What this task involves »
Collect every line below that contains the word "JSON".

[Records that describe figures]
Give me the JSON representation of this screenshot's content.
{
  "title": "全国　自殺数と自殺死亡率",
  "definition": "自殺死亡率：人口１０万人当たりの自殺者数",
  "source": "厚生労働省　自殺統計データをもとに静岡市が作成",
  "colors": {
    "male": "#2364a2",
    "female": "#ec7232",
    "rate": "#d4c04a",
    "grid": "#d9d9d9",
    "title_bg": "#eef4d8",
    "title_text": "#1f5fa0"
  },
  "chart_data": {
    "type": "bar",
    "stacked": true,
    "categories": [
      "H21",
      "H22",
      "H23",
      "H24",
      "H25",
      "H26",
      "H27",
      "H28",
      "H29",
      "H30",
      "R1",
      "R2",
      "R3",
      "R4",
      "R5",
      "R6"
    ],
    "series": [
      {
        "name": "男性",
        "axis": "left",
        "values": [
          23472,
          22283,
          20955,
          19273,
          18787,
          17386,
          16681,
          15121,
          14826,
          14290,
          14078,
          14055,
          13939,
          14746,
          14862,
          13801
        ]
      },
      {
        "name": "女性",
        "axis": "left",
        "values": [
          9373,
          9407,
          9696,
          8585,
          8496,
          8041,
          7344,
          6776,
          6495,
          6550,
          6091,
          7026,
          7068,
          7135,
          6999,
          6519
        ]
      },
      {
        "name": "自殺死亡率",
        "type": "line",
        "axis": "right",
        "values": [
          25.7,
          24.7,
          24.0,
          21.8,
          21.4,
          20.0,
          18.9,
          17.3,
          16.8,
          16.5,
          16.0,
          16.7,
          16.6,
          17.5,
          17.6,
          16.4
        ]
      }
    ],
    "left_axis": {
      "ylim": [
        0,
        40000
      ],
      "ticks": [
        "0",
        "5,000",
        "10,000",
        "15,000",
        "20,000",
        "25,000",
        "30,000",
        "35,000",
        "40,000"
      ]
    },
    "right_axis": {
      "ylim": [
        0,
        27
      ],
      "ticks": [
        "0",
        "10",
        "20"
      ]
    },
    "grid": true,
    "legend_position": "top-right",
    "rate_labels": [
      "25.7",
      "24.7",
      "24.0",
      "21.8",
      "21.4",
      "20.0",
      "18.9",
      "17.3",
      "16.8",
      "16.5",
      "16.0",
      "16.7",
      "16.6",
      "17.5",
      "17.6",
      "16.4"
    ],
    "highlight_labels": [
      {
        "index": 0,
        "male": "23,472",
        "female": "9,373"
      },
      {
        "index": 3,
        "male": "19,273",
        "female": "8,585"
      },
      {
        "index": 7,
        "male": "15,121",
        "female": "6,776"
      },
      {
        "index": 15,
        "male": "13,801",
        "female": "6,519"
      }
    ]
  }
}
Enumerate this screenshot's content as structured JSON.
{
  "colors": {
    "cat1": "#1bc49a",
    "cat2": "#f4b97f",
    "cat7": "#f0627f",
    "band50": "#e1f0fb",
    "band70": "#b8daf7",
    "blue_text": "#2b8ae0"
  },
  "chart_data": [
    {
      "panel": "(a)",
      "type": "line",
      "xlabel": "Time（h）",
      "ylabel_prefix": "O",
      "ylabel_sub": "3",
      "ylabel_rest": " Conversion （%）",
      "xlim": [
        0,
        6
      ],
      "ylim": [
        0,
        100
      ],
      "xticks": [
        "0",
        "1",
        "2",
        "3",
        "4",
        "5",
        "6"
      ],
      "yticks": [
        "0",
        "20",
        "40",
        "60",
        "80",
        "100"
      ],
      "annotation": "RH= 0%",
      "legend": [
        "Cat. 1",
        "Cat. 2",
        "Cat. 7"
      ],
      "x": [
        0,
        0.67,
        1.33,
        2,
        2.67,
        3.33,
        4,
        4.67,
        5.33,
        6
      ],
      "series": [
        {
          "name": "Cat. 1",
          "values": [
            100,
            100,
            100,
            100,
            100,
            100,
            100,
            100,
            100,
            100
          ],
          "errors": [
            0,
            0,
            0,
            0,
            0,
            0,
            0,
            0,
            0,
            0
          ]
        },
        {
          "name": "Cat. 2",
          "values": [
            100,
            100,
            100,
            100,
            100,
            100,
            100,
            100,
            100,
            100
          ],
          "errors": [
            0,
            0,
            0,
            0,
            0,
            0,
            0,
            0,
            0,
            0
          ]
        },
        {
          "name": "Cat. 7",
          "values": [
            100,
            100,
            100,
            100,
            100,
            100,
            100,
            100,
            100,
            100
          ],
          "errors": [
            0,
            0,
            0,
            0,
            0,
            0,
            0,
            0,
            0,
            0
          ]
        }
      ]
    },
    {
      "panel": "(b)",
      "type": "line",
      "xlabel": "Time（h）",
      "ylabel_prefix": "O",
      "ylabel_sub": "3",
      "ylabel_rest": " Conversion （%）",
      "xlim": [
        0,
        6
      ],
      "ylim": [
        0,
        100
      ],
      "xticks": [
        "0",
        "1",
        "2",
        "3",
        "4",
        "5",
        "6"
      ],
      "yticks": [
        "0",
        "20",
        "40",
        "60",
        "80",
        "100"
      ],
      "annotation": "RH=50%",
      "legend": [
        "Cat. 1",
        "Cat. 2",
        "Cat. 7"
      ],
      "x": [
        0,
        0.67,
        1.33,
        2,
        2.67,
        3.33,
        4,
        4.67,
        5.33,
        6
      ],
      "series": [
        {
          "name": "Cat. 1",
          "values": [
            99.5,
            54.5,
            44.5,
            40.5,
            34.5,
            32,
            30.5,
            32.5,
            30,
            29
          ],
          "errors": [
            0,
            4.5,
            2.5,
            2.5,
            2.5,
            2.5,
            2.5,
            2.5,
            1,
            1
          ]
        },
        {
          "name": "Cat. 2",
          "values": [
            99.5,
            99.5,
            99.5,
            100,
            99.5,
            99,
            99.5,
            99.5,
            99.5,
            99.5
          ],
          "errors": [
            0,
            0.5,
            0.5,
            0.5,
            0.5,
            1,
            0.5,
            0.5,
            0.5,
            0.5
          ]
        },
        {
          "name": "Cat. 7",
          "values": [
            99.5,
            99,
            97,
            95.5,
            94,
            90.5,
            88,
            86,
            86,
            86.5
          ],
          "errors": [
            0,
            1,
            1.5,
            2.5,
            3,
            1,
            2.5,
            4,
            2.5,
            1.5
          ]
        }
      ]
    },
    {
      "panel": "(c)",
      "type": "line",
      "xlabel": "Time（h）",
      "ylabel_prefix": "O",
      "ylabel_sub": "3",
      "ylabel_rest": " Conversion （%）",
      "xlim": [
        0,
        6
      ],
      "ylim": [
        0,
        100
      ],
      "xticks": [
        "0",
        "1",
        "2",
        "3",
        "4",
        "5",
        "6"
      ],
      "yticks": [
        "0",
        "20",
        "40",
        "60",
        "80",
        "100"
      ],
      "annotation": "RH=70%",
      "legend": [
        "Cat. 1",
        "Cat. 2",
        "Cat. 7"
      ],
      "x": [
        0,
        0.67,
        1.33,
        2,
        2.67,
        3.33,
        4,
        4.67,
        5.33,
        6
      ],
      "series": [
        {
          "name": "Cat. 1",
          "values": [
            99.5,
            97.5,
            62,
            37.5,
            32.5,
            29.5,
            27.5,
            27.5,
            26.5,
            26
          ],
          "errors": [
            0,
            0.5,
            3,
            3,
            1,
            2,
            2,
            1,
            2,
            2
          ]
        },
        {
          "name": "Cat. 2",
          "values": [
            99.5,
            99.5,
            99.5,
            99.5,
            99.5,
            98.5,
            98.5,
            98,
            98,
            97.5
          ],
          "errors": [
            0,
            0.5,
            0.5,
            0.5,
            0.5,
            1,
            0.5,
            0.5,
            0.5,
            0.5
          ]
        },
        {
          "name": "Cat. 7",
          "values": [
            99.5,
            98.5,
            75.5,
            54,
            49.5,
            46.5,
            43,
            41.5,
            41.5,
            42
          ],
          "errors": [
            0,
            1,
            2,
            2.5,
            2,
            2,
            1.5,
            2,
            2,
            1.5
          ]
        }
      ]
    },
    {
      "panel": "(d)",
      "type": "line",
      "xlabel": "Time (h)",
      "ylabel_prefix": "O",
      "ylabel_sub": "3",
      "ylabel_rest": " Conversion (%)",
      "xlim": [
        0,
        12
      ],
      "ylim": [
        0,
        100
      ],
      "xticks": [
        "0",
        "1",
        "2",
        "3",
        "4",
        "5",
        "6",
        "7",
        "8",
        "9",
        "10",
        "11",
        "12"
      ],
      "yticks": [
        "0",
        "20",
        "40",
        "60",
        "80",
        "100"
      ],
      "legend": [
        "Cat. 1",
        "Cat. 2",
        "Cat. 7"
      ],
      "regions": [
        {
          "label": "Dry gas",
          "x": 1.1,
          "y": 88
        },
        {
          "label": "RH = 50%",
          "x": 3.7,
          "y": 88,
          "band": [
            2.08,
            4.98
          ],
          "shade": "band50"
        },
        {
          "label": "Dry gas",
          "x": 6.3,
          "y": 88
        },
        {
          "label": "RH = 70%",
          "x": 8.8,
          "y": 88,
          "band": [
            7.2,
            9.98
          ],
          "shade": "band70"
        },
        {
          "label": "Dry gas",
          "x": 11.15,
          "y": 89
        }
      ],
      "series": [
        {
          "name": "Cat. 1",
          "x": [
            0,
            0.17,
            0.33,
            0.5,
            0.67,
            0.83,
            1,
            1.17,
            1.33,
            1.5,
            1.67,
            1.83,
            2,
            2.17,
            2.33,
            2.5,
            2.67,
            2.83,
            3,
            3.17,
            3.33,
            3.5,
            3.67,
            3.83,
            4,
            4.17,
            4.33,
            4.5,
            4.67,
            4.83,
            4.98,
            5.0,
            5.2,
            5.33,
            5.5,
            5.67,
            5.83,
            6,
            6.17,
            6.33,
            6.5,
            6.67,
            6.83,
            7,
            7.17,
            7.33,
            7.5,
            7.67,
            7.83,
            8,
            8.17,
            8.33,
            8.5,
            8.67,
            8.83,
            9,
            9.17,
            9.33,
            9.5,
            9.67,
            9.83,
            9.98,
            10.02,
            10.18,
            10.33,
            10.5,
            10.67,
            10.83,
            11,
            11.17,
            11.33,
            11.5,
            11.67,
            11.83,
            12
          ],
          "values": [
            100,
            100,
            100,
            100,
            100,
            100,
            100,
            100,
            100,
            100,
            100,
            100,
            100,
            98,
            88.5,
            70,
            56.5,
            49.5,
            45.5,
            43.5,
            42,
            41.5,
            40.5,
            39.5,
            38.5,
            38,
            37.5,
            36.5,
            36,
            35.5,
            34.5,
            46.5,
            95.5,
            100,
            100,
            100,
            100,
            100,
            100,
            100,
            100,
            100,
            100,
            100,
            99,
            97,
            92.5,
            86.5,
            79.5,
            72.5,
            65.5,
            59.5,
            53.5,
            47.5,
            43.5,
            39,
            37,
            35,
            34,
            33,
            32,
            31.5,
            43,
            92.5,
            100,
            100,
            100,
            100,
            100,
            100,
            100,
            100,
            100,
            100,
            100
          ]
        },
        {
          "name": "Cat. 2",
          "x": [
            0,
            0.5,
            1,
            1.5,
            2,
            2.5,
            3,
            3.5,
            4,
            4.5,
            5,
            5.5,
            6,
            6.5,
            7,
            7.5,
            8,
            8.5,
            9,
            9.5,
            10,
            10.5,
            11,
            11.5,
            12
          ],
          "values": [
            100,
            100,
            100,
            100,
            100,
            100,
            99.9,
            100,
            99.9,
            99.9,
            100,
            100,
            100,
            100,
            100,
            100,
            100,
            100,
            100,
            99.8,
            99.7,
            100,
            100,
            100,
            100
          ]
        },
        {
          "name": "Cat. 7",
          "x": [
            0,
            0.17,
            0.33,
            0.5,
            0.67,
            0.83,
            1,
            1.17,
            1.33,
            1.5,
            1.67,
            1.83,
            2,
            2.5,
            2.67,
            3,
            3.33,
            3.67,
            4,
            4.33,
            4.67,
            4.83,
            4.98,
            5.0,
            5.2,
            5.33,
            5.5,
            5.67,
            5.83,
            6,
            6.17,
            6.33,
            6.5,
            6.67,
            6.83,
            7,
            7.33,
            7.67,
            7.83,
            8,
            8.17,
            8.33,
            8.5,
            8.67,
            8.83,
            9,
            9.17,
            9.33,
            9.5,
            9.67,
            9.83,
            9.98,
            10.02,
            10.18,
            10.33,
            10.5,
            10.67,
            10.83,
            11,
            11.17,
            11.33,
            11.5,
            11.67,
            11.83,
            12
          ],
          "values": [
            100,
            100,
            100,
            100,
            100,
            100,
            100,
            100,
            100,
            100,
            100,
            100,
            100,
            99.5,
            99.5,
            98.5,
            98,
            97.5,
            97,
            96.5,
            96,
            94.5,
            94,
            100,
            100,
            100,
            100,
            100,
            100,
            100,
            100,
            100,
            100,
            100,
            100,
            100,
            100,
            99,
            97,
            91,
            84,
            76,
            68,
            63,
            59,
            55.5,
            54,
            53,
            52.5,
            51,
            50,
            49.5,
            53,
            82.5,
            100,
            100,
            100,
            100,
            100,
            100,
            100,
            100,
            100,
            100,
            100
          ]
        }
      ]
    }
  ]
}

Result »
Give me the JSON representation of this screenshot's content.
Enumerate this screenshot's content as structured JSON.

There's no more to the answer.